Instructions for the task - Repeat, exactly and in full, the lines of the listing below, but without any pictures.

──────── Information provided

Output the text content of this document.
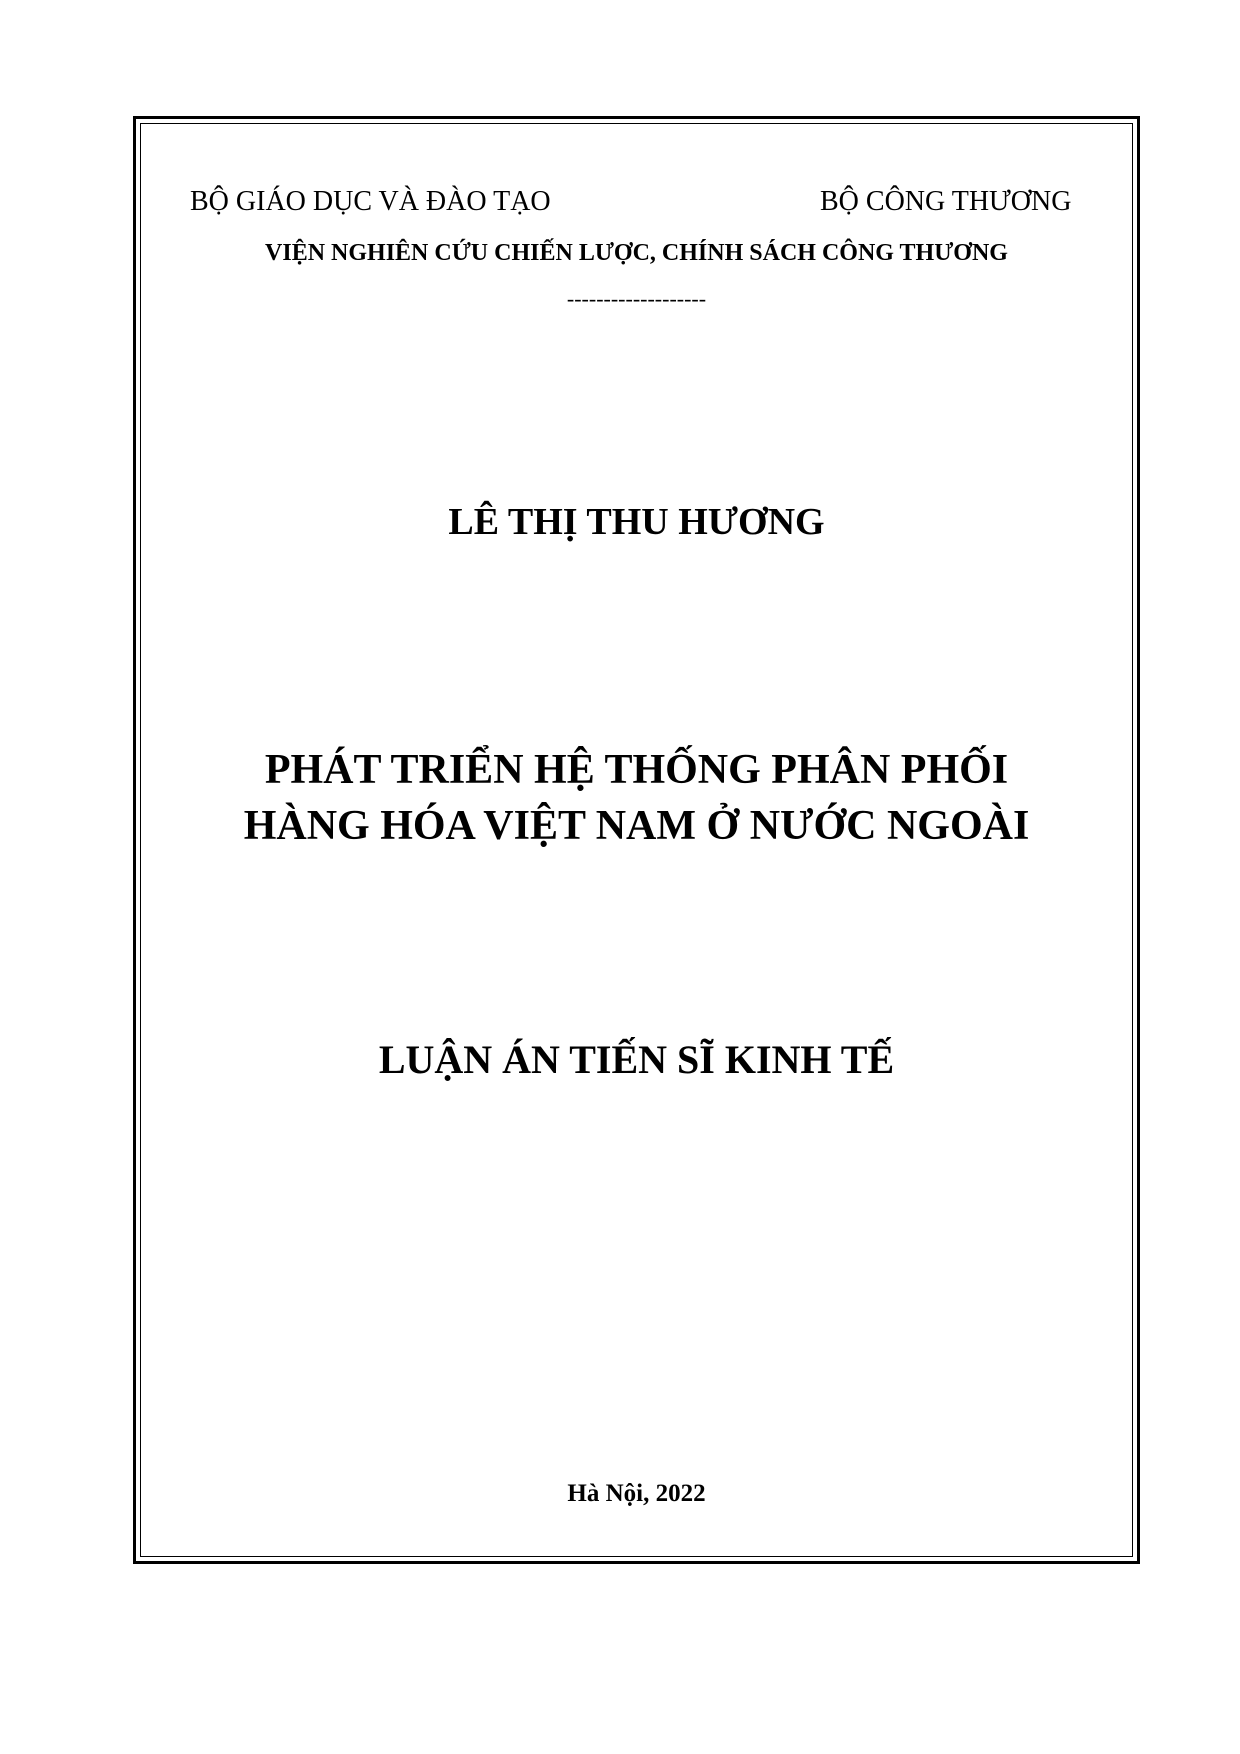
BỘ GIÁO DỤC VÀ ĐÀO TẠO	BỘ CÔNG THƯƠNG
VIỆN NGHIÊN CỨU CHIẾN LƯỢC, CHÍNH SÁCH CÔNG THƯƠNG
-------------------
LÊ THỊ THU HƯƠNG
PHÁT TRIỂN HỆ THỐNG PHÂN PHỐI
HÀNG HÓA VIỆT NAM Ở NƯỚC NGOÀI
LUẬN ÁN TIẾN SĨ KINH TẾ
Hà Nội, 2022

────────────────

Response to the task -
Output the text content of this document.
BỘ GIÁO DỤC VÀ ĐÀO TẠO	BỘ CÔNG THƯƠNG
VIỆN NGHIÊN CỨU CHIẾN LƯỢC, CHÍNH SÁCH CÔNG THƯƠNG
-------------------
LÊ THỊ THU HƯƠNG
PHÁT TRIỂN HỆ THỐNG PHÂN PHỐI
HÀNG HÓA VIỆT NAM Ở NƯỚC NGOÀI
LUẬN ÁN TIẾN SĨ KINH TẾ
Hà Nội, 2022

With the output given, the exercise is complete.